→ **Your task**: From the entries below, extract every line that includes the word "マーケティングとR".

→ **Material for the task**:
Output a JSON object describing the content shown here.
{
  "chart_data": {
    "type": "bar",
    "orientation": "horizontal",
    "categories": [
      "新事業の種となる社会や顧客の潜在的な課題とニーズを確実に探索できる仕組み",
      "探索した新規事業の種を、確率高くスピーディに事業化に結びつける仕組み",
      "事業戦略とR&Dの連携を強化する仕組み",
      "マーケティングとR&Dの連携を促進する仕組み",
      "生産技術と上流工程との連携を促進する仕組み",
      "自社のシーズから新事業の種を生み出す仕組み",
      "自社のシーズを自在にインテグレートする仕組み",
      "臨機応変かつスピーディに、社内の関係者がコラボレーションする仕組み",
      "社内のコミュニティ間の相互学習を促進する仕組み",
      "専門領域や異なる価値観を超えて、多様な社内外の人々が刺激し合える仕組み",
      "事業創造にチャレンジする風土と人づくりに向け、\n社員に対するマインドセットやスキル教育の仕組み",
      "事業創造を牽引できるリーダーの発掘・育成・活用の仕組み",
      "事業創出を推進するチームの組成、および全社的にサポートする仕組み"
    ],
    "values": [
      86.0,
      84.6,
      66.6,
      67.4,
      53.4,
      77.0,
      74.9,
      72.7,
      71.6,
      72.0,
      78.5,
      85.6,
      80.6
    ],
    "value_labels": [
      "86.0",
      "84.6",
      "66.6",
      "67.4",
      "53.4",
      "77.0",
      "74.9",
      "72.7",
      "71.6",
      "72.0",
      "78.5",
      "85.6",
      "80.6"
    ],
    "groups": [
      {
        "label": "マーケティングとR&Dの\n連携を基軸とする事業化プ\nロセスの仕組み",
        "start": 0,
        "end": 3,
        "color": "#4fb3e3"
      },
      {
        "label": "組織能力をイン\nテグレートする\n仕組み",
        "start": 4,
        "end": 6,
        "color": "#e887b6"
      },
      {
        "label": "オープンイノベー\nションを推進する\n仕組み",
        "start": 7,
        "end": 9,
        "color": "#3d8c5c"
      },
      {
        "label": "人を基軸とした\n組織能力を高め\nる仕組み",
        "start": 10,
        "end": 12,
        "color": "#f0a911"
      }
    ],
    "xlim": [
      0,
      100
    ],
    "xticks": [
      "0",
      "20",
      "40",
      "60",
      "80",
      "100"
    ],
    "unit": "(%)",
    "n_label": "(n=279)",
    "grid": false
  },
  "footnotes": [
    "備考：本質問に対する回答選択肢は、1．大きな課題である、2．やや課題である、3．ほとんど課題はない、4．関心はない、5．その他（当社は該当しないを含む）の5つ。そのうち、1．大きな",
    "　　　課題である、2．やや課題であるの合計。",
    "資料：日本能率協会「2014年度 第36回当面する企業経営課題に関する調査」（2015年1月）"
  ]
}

→ **The answer**:
      "マーケティングとR&Dの連携を促進する仕組み",
        "label": "マーケティングとR&Dの\n連携を基軸とする事業化プ\nロセスの仕組み",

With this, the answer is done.